• **Source text**
--- START ---

7 of 8 people found the following review helpful:
5.0 out of 5 stars
I Show Up Twelve Years Late For Curfew, October 19, 2009
This review is from: I Have to Go Back to 1994 and Kill a Girl: Poems (Kathryn a. Morton Prize in Poetry) (Paperback)
I Have to Go Back to 1994 and Kill a Girl's anthem could be "there is so much I want to prevent" and so the poems run interference between the living and the dead, and like the multi-faced, clairvoyant speaker who is both breathing and buried, so McGlynn's poetic eyes are split: one serving as photographer, while the other acts as profiler, so that we are witness to what occurs within, and beyond, the frame. Working in a lyrical investigative mode, often using a columnar fragmentation, in which the work appears as vertical belts along the page, the poems are concurrently singular and dialogical.

--- END ---

• **Task instructions**
A: In the book review, what roles do McGlynn's two poetic eyes take on?
B: Translate this sentence from the book review into Spanish: "Working in a lyrical investigative mode, often using a columnar fragmentation, in which the work appears as vertical belts along the page, the poems are concurrently singular and dialogical."
C: Carry on the book review from its last sentence.
The lines after this point come from a separate source.

• **Data entries**

--- START ---

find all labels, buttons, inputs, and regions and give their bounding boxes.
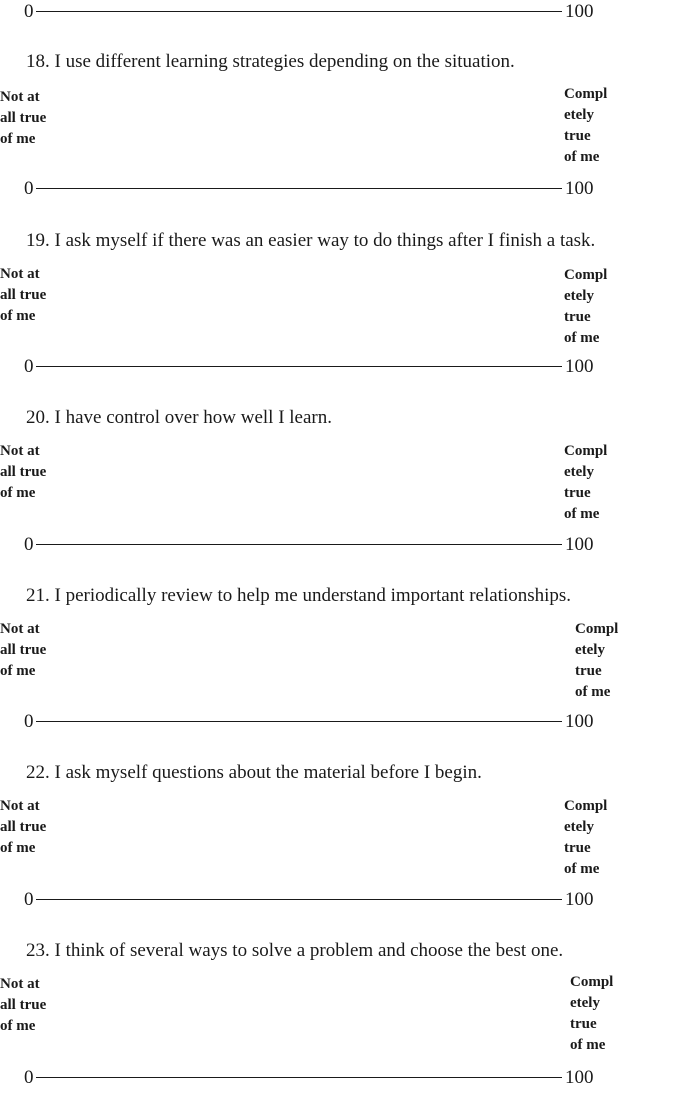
- scale-slider-line[interactable]: [36, 1077, 562, 1078]
- low-anchor-label: Not at all true of me: [0, 621, 47, 679]
- high-anchor-label: Compl etely true of me: [564, 267, 608, 346]
- scale-slider-line[interactable]: [36, 544, 562, 545]
- scale-slider-line[interactable]: [36, 366, 562, 367]
- low-anchor-label: Not at all true of me: [0, 976, 47, 1034]
- scale-max-label: 100: [565, 1, 594, 22]
- scale-max-label: 100: [565, 889, 594, 910]
- low-anchor-label: Not at all true of me: [0, 798, 47, 856]
- high-anchor-label: Compl etely true of me: [575, 621, 619, 700]
- rating-scale-item-22[interactable]: [0, 888, 685, 918]
- low-anchor-label: Not at all true of me: [0, 89, 47, 147]
- rating-scale-item-20[interactable]: [0, 533, 685, 563]
- rating-scale-item-17[interactable]: [0, 0, 685, 30]
- low-anchor-label: Not at all true of me: [0, 443, 47, 501]
- scale-slider-line[interactable]: [36, 899, 562, 900]
- scale-slider-line[interactable]: [36, 188, 562, 189]
- scale-max-label: 100: [565, 178, 594, 199]
- rating-scale-item-19[interactable]: [0, 355, 685, 385]
- scale-min-label: 0: [24, 356, 34, 377]
- scale-max-label: 100: [565, 711, 594, 732]
- scale-max-label: 100: [565, 534, 594, 555]
- rating-scale-item-18[interactable]: [0, 177, 685, 207]
- high-anchor-label: Compl etely true of me: [564, 86, 608, 165]
- scale-min-label: 0: [24, 534, 34, 555]
- rating-scale-item-23[interactable]: [0, 1066, 685, 1096]
- scale-slider-line[interactable]: [36, 11, 562, 12]
- scale-min-label: 0: [24, 178, 34, 199]
- question-23: 23. I think of several ways to solve a problem and choose the best one.: [26, 940, 564, 961]
- question-18: 18. I use different learning strategies depending on the situation.: [26, 51, 515, 72]
- scale-min-label: 0: [24, 711, 34, 732]
- scale-max-label: 100: [565, 1067, 594, 1088]
- high-anchor-label: Compl etely true of me: [564, 443, 608, 522]
- scale-slider-line[interactable]: [36, 721, 562, 722]
- question-21: 21. I periodically review to help me understand important relationships.: [26, 585, 572, 606]
- scale-min-label: 0: [24, 1067, 34, 1088]
- question-22: 22. I ask myself questions about the material before I begin.: [26, 762, 482, 783]
- scale-min-label: 0: [24, 1, 34, 22]
- high-anchor-label: Compl etely true of me: [570, 974, 614, 1053]
- scale-max-label: 100: [565, 356, 594, 377]
- rating-scale-item-21[interactable]: [0, 710, 685, 740]
- question-19: 19. I ask myself if there was an easier way to do things after I finish a task.: [26, 230, 596, 251]
- low-anchor-label: Not at all true of me: [0, 266, 47, 324]
- question-20: 20. I have control over how well I learn.: [26, 407, 333, 428]
- high-anchor-label: Compl etely true of me: [564, 798, 608, 877]
- scale-min-label: 0: [24, 889, 34, 910]
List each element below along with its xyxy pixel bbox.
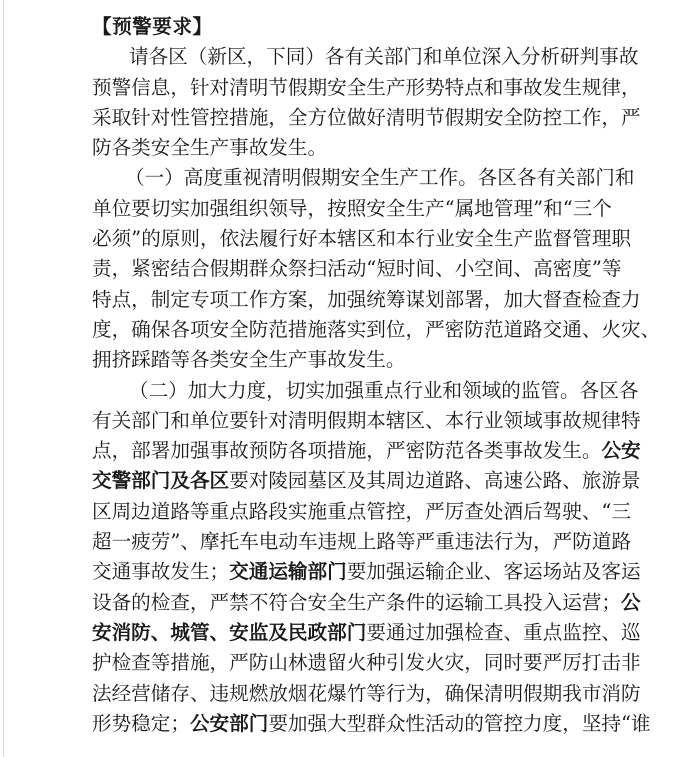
text-line: 交警部门及各区要对陵园墓区及其周边道路、高速公路、旅游景 (92, 469, 641, 493)
text-line: 防各类安全生产事故发生。 (92, 136, 328, 160)
text-line: 采取针对性管控措施，全方位做好清明节假期安全防控工作，严 (92, 105, 641, 129)
bold-agency-name: 公 (621, 590, 641, 614)
text-line: 护检查等措施，严防山林遗留火种引发火灾，同时要严厉打击非 (92, 651, 641, 675)
text-line: （二）加大力度，切实加强重点行业和领域的监管。各区各 (129, 378, 639, 402)
bold-agency-name: 公安 (601, 439, 641, 463)
text-line: 拥挤踩踏等各类安全生产事故发生。 (92, 348, 406, 372)
text-line: 度，确保各项安全防范措施落实到位，严密防范道路交通、火灾、 (92, 317, 661, 341)
text-line: 交通事故发生；交通运输部门要加强运输企业、客运场站及客运 (92, 560, 641, 584)
text-line: 形势稳定；公安部门要加强大型群众性活动的管控力度，坚持“谁 (92, 711, 651, 735)
text-line: 设备的检查，严禁不符合安全生产条件的运输工具投入运营；公 (92, 590, 641, 614)
page-left-border (3, 0, 4, 757)
text-line: 安消防、城管、安监及民政部门要通过加强检查、重点监控、巡 (92, 620, 641, 644)
section-heading: 【预警要求】 (92, 15, 213, 38)
text-line: 超一疲劳”、摩托车电动车违规上路等严重违法行为，严防道路 (92, 530, 632, 554)
bold-agency-name: 安消防、城管、安监及民政部门 (92, 620, 367, 644)
bold-agency-name: 交通运输部门 (229, 560, 347, 584)
text-line: 有关部门和单位要针对清明假期本辖区、本行业领域事故规律特 (92, 408, 641, 432)
text-line: 预警信息，针对清明节假期安全生产形势特点和事故发生规律， (92, 75, 641, 99)
text-line: （一）高度重视清明假期安全生产工作。各区各有关部门和 (125, 166, 635, 190)
bold-agency-name: 交警部门及各区 (92, 469, 230, 493)
text-line: 法经营储存、违规燃放烟花爆竹等行为，确保清明假期我市消防 (92, 681, 641, 705)
text-line: 点，部署加强事故预防各项措施，严密防范各类事故发生。公安 (92, 439, 641, 463)
bold-agency-name: 公安部门 (189, 711, 269, 735)
text-line: 必须”的原则，依法履行好本辖区和本行业安全生产监督管理职 (92, 227, 632, 251)
text-line: 单位要切实加强组织领导，按照安全生产“属地管理”和“三个 (92, 196, 612, 220)
text-line: 特点，制定专项工作方案，加强统筹谋划部署，加大督查检查力 (92, 287, 641, 311)
text-line: 区周边道路等重点路段实施重点管控，严厉查处酒后驾驶、“三 (92, 499, 632, 523)
text-line: 责，紧密结合假期群众祭扫活动“短时间、小空间、高密度”等 (92, 257, 622, 281)
document-body (92, 0, 661, 739)
text-line: 请各区（新区，下同）各有关部门和单位深入分析研判事故 (129, 45, 639, 69)
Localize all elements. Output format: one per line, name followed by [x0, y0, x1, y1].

--- END ---

• **Response list**
A: One eye serves as photographer, and the other acts as profiler.

B: Trabajando en un modo investigativo lírico, a menudo mediante una fragmentación en columnas, en la que la obra aparece como franjas verticales a lo largo de la página, los poemas son a la vez singulares y dialógicos.

C:
For McGlynn, every innocuous object has an ominous counterpoint--the bed as operating table; a farmhouse for egg production as killing site; panties as childhood emblem and crime-scene evidence; exposure as photographic process and life-threatening condition. These poems, ravenous and ravishing, debone everything in sight, and what a sight it is--a rose hung on a hook like rapist bait; water so moss-viscous it appears as Prell; radioactive fish; piss in a glass; and Christmas crèche. While her book documents various defacements and violations, ultimately the work highlights volition and reconstruction. McGlynn's book exhibits such spark and voracity it feels channeled instead of penned; and though it may knock us slant into the pitch, it is lit with luminol, liberating what is hidden, and in the process, illuminating and transforming us.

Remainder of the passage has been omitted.